In the part of the material that runs from its start through the line containing "Text: 4: 4: [506, 38, 514, 51]", replace "bounding box" with "enclosing box" and leave everything else unchanged.

* _Labeled region entries_:
— START —

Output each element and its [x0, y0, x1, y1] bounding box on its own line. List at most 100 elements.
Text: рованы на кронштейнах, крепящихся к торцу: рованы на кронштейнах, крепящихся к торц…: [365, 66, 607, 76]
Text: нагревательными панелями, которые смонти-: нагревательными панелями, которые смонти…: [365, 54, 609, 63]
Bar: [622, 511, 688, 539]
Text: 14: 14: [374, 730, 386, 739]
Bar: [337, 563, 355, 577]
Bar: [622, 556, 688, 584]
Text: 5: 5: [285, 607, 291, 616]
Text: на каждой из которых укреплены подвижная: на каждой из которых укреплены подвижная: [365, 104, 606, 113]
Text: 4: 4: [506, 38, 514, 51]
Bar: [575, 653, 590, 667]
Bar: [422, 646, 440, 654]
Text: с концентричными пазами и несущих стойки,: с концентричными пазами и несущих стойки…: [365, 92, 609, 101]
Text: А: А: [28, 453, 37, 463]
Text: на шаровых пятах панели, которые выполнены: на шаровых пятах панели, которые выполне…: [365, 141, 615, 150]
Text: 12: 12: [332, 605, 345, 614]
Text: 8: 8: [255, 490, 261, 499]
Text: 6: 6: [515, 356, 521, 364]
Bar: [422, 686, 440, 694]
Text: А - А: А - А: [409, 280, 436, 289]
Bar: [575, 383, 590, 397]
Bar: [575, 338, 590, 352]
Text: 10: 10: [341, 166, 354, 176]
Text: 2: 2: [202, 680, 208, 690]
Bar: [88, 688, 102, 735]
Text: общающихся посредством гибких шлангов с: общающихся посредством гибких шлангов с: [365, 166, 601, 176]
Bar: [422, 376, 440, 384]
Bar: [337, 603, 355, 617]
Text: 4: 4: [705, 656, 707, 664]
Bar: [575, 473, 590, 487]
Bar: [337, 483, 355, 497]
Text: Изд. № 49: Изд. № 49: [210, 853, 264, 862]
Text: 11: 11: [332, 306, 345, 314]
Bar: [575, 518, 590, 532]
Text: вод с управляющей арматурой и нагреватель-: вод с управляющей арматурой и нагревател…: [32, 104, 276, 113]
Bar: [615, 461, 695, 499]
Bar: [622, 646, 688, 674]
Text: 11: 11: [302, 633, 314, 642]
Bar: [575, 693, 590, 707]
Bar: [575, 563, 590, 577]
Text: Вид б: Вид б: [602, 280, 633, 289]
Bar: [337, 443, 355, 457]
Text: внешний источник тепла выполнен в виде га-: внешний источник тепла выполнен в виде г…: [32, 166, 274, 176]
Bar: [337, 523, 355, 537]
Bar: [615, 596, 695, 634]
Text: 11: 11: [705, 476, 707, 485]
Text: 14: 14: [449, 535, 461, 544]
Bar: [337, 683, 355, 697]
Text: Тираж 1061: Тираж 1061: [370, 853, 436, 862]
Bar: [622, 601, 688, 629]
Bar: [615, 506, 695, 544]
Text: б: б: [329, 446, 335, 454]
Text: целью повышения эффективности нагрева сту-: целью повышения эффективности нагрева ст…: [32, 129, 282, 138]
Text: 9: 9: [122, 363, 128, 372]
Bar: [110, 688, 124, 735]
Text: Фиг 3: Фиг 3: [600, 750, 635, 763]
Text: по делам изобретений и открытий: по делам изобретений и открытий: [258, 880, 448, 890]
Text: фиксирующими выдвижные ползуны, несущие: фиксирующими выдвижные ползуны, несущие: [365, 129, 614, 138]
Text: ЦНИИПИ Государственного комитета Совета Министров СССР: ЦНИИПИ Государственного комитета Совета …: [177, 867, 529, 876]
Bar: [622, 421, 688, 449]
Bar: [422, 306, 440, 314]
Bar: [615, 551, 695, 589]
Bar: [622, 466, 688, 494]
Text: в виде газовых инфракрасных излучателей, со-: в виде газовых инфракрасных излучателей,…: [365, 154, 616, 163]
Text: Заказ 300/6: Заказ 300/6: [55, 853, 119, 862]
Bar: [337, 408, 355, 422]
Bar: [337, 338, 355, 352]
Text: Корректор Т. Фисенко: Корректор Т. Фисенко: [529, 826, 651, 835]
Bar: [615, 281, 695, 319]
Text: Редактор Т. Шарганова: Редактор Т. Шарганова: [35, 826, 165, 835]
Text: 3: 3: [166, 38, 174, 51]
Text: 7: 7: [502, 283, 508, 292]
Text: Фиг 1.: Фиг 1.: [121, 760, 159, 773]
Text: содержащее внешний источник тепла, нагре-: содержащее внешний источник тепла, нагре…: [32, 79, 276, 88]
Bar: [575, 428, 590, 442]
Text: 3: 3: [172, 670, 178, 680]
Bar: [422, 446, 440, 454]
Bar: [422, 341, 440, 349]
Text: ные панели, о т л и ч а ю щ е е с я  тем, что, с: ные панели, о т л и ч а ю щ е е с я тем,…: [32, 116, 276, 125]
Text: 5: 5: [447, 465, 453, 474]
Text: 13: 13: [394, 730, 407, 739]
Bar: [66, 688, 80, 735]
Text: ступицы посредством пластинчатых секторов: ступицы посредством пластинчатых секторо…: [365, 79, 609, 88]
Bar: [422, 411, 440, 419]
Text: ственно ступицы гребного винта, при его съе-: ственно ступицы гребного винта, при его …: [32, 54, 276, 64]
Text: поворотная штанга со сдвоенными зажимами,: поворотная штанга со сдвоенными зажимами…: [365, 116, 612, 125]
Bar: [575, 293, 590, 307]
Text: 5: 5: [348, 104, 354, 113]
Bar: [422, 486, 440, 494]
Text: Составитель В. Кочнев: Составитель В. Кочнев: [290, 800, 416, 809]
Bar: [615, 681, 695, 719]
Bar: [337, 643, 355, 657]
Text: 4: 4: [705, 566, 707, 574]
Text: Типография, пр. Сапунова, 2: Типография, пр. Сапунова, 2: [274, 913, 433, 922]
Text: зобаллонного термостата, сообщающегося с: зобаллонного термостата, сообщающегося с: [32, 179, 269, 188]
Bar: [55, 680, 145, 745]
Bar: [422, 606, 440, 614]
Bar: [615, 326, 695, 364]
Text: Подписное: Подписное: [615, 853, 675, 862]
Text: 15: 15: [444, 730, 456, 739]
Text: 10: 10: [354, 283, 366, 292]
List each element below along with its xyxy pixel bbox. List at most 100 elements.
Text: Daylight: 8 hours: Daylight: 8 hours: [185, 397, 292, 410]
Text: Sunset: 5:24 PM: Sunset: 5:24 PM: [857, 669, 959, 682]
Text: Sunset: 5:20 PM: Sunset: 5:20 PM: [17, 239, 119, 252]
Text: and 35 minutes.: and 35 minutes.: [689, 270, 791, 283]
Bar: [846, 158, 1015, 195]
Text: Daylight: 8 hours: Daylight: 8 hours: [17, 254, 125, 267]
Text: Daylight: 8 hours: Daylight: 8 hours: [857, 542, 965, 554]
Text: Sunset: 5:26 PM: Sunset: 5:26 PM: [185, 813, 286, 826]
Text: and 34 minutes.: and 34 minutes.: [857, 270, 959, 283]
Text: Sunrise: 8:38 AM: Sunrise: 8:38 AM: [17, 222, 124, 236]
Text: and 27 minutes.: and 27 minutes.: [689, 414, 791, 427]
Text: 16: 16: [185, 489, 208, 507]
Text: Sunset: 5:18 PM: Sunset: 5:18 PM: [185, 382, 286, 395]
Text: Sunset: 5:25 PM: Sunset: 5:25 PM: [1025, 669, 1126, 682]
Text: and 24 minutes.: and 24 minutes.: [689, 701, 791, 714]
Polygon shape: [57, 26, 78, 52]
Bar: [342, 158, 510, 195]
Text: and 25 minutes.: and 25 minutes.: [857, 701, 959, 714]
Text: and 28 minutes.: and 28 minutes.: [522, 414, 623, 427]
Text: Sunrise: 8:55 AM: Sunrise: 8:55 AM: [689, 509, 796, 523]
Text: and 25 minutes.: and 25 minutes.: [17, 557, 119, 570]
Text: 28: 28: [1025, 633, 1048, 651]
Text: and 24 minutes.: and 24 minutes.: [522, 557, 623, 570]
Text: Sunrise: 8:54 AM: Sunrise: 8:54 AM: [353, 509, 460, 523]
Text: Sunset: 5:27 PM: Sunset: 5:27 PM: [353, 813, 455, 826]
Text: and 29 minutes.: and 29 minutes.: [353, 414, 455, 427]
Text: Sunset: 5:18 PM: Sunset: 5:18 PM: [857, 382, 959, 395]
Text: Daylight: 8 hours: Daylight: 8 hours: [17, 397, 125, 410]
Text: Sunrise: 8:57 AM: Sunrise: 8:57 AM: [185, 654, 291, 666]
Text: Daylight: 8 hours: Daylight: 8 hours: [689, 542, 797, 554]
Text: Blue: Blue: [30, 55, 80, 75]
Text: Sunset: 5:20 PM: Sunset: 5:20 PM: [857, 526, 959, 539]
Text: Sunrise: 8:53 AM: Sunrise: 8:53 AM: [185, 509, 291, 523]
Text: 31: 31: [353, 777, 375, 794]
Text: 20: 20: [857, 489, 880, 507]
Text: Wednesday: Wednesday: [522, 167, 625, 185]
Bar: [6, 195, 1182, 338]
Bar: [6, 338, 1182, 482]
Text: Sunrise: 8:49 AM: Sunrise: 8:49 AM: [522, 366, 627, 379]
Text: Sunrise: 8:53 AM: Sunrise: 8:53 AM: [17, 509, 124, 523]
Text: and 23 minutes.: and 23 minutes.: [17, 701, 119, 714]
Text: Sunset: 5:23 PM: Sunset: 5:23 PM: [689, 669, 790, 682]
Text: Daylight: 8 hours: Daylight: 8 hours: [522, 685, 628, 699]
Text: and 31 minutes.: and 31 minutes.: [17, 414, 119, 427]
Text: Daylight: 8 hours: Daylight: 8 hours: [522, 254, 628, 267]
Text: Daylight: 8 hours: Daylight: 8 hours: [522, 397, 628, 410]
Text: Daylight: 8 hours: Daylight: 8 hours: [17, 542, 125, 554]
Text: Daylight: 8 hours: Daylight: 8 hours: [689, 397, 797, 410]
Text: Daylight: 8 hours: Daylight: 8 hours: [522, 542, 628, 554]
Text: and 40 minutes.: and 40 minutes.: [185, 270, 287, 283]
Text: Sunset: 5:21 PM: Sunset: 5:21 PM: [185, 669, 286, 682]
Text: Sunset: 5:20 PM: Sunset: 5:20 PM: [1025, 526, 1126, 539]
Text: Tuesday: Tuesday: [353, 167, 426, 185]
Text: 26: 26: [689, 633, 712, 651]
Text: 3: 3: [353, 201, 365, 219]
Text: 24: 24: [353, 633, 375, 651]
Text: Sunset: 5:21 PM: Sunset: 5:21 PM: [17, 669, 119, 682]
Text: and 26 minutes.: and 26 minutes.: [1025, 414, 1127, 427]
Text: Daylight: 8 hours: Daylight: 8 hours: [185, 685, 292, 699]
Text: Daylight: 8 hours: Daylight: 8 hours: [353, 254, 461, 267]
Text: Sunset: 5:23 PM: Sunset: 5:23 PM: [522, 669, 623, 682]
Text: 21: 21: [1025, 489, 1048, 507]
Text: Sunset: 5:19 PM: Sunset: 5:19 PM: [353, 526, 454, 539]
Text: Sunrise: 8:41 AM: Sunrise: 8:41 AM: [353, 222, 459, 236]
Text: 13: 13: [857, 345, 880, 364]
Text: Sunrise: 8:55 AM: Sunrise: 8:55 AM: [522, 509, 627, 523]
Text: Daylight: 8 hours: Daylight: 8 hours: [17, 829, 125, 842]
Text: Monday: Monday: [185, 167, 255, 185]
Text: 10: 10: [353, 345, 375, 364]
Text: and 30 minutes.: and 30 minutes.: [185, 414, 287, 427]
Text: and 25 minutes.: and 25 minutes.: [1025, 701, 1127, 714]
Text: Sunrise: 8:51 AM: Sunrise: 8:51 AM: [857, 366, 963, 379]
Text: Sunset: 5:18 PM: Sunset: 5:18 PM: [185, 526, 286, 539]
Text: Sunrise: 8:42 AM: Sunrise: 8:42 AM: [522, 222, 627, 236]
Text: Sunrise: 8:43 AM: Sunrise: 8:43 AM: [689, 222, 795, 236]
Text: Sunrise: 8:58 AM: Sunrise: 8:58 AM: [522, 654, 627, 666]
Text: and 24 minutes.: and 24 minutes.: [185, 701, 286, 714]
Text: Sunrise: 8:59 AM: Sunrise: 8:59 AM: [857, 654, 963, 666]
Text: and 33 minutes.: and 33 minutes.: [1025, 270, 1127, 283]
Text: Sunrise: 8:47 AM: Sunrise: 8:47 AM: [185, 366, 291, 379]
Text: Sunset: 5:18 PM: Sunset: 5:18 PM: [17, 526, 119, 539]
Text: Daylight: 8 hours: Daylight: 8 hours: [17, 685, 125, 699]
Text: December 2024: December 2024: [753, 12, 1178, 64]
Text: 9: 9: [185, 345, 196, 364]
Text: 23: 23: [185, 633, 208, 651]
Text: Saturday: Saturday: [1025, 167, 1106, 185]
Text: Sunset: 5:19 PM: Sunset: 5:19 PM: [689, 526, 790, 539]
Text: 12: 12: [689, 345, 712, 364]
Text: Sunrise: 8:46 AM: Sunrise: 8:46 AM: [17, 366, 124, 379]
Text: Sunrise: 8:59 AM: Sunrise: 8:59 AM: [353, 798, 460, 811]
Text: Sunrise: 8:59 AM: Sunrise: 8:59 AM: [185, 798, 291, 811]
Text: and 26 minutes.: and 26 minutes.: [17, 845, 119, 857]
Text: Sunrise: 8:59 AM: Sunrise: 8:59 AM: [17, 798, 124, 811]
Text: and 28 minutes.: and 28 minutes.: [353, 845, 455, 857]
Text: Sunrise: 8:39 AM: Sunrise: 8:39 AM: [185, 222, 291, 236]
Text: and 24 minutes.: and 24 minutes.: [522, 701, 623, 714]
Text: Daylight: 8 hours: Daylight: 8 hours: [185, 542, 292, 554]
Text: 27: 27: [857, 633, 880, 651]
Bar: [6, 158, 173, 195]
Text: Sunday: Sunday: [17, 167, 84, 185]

— END —

* _WRITTEN SOLUTION_:
Output each element and its [x0, y0, x1, y1] enclosing box on its own line. List at most 100 elements.
Text: рованы на кронштейнах, крепящихся к торцу: рованы на кронштейнах, крепящихся к торц…: [365, 66, 607, 76]
Text: нагревательными панелями, которые смонти-: нагревательными панелями, которые смонти…: [365, 54, 609, 63]
Bar: [622, 511, 688, 539]
Text: 14: 14: [374, 730, 386, 739]
Bar: [337, 563, 355, 577]
Bar: [622, 556, 688, 584]
Text: 5: 5: [285, 607, 291, 616]
Text: на каждой из которых укреплены подвижная: на каждой из которых укреплены подвижная: [365, 104, 606, 113]
Text: 4: 4: [506, 38, 514, 51]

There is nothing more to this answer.